----- DATASET EXCERPTS -----

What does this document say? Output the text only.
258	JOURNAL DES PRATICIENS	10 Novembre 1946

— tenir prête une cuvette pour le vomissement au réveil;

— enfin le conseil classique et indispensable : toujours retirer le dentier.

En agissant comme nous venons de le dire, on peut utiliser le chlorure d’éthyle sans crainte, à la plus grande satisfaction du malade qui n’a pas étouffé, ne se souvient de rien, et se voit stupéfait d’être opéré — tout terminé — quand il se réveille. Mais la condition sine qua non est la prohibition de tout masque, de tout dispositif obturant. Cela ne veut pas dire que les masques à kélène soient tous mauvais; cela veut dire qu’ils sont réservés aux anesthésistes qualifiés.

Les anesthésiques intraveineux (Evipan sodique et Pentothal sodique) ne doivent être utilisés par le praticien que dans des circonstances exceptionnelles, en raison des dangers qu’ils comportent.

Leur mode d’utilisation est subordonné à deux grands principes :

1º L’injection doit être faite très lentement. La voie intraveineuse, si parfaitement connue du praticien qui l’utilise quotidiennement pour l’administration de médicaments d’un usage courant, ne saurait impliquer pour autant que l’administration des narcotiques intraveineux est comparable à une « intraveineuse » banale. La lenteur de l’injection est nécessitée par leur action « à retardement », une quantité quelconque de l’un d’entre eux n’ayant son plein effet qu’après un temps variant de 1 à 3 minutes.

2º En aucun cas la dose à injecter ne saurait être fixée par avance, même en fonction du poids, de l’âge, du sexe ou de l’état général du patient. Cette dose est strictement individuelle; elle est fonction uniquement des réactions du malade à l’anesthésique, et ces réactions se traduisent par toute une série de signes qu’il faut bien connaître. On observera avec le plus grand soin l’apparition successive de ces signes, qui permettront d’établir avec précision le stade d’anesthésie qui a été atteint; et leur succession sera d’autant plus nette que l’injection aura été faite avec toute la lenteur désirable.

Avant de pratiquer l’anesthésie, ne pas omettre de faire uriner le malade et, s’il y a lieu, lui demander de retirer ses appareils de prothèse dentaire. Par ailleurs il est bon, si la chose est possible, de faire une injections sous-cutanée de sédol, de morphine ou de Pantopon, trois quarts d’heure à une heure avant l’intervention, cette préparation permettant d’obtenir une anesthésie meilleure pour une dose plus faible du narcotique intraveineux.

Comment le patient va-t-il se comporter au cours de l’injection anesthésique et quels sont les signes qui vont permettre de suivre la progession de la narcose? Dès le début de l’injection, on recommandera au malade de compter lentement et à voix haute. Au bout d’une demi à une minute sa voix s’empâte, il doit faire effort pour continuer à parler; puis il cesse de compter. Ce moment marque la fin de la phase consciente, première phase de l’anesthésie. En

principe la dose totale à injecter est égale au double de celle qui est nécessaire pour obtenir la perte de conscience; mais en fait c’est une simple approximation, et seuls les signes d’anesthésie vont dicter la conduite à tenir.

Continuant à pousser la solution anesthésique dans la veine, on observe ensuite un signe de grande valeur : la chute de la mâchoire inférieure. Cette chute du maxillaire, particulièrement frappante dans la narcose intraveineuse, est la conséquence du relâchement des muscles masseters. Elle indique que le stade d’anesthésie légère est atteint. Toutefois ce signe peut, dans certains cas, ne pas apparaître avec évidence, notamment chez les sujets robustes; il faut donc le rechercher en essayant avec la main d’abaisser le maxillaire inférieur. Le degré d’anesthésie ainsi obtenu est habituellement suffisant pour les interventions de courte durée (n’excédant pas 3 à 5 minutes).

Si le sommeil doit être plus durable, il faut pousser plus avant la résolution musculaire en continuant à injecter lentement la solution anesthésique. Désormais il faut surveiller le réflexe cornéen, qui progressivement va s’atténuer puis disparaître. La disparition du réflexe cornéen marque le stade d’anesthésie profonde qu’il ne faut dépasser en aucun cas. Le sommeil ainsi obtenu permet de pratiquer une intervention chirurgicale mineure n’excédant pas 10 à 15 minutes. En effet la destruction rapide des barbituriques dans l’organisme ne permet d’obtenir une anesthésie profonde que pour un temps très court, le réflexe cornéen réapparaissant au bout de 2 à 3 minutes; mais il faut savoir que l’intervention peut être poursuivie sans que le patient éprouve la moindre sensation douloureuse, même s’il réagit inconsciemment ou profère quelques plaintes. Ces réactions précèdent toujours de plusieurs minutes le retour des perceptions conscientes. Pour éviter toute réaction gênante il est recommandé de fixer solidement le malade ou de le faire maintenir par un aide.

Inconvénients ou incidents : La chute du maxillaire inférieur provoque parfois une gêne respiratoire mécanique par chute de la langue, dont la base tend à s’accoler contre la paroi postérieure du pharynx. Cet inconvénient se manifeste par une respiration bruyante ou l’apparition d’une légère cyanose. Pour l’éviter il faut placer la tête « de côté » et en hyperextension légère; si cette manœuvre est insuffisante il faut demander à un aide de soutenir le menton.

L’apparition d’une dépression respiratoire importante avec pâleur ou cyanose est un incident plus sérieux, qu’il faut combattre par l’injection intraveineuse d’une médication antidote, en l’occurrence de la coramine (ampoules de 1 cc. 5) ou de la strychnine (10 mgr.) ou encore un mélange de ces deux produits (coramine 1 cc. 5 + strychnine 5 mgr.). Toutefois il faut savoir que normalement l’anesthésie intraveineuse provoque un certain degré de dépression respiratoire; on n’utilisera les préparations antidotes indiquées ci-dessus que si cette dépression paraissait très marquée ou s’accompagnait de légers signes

-----

=== EXERCISE BRIEF ===
Using the entries above, return each line that includes the word "vont".

=== TASK OUTPUT ===
Comment le patient va-t-il se comporter au cours de l’injection anesthésique et quels sont les signes qui vont permettre de suivre la progession de la narcose? Dès le début de l’injection, on recommandera au malade de compter lentement et à voix haute. Au bout d’une demi à une minute sa voix s’empâte, il doit faire effort pour continuer à parler; puis il cesse de compter. Ce moment marque la fin de la phase consciente, première phase de l’anesthésie. En
principe la dose totale à injecter est égale au double de celle qui est nécessaire pour obtenir la perte de conscience; mais en fait c’est une simple approximation, et seuls les signes d’anesthésie vont dicter la conduite à tenir.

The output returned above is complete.